→ **DATA TO USE**
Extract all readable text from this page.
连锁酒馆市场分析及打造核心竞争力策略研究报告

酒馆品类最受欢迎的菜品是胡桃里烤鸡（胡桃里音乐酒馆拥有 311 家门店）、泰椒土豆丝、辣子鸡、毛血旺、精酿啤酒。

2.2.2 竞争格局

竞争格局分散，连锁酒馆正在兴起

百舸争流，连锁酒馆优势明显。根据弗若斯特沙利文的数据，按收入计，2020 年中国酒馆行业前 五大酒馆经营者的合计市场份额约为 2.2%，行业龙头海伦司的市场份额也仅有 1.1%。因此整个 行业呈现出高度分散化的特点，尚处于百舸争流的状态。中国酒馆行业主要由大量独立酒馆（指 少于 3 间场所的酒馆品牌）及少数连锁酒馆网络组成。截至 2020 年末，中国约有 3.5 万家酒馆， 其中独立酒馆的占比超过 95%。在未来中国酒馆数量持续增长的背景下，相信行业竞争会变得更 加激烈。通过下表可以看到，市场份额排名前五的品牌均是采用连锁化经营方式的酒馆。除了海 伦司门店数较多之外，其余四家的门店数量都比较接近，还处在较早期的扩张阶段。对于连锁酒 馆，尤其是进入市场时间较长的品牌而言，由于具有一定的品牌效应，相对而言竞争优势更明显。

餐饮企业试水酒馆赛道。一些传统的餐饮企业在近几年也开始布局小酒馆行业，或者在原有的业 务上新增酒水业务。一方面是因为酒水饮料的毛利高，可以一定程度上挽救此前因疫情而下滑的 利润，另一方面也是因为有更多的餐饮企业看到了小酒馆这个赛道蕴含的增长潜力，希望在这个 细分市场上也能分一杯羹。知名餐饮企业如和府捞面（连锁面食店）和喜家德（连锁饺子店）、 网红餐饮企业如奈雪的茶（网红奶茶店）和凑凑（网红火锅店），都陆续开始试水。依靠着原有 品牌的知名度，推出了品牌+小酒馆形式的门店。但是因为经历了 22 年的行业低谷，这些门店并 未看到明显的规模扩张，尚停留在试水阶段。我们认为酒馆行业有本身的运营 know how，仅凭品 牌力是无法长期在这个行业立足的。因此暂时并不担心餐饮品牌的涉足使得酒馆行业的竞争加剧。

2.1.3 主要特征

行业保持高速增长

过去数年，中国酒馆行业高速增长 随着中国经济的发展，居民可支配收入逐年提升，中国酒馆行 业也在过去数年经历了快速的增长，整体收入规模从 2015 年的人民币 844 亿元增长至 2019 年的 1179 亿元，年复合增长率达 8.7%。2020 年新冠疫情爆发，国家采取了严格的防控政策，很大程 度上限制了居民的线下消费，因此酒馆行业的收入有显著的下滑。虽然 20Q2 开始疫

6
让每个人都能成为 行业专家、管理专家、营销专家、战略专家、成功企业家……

→ **SHORT TASK**
Give an exact copy of all the data shown above.

→ **RESPONSE TO THE TASK**
Extract all readable text from this page.
连锁酒馆市场分析及打造核心竞争力策略研究报告

酒馆品类最受欢迎的菜品是胡桃里烤鸡（胡桃里音乐酒馆拥有 311 家门店）、泰椒土豆丝、辣子鸡、毛血旺、精酿啤酒。

2.2.2 竞争格局

竞争格局分散，连锁酒馆正在兴起

百舸争流，连锁酒馆优势明显。根据弗若斯特沙利文的数据，按收入计，2020 年中国酒馆行业前 五大酒馆经营者的合计市场份额约为 2.2%，行业龙头海伦司的市场份额也仅有 1.1%。因此整个 行业呈现出高度分散化的特点，尚处于百舸争流的状态。中国酒馆行业主要由大量独立酒馆（指 少于 3 间场所的酒馆品牌）及少数连锁酒馆网络组成。截至 2020 年末，中国约有 3.5 万家酒馆， 其中独立酒馆的占比超过 95%。在未来中国酒馆数量持续增长的背景下，相信行业竞争会变得更 加激烈。通过下表可以看到，市场份额排名前五的品牌均是采用连锁化经营方式的酒馆。除了海 伦司门店数较多之外，其余四家的门店数量都比较接近，还处在较早期的扩张阶段。对于连锁酒 馆，尤其是进入市场时间较长的品牌而言，由于具有一定的品牌效应，相对而言竞争优势更明显。

餐饮企业试水酒馆赛道。一些传统的餐饮企业在近几年也开始布局小酒馆行业，或者在原有的业 务上新增酒水业务。一方面是因为酒水饮料的毛利高，可以一定程度上挽救此前因疫情而下滑的 利润，另一方面也是因为有更多的餐饮企业看到了小酒馆这个赛道蕴含的增长潜力，希望在这个 细分市场上也能分一杯羹。知名餐饮企业如和府捞面（连锁面食店）和喜家德（连锁饺子店）、 网红餐饮企业如奈雪的茶（网红奶茶店）和凑凑（网红火锅店），都陆续开始试水。依靠着原有 品牌的知名度，推出了品牌+小酒馆形式的门店。但是因为经历了 22 年的行业低谷，这些门店并 未看到明显的规模扩张，尚停留在试水阶段。我们认为酒馆行业有本身的运营 know how，仅凭品 牌力是无法长期在这个行业立足的。因此暂时并不担心餐饮品牌的涉足使得酒馆行业的竞争加剧。

2.1.3 主要特征

行业保持高速增长

过去数年，中国酒馆行业高速增长 随着中国经济的发展，居民可支配收入逐年提升，中国酒馆行 业也在过去数年经历了快速的增长，整体收入规模从 2015 年的人民币 844 亿元增长至 2019 年的 1179 亿元，年复合增长率达 8.7%。2020 年新冠疫情爆发，国家采取了严格的防控政策，很大程 度上限制了居民的线下消费，因此酒馆行业的收入有显著的下滑。虽然 20Q2 开始疫

6
让每个人都能成为 行业专家、管理专家、营销专家、战略专家、成功企业家……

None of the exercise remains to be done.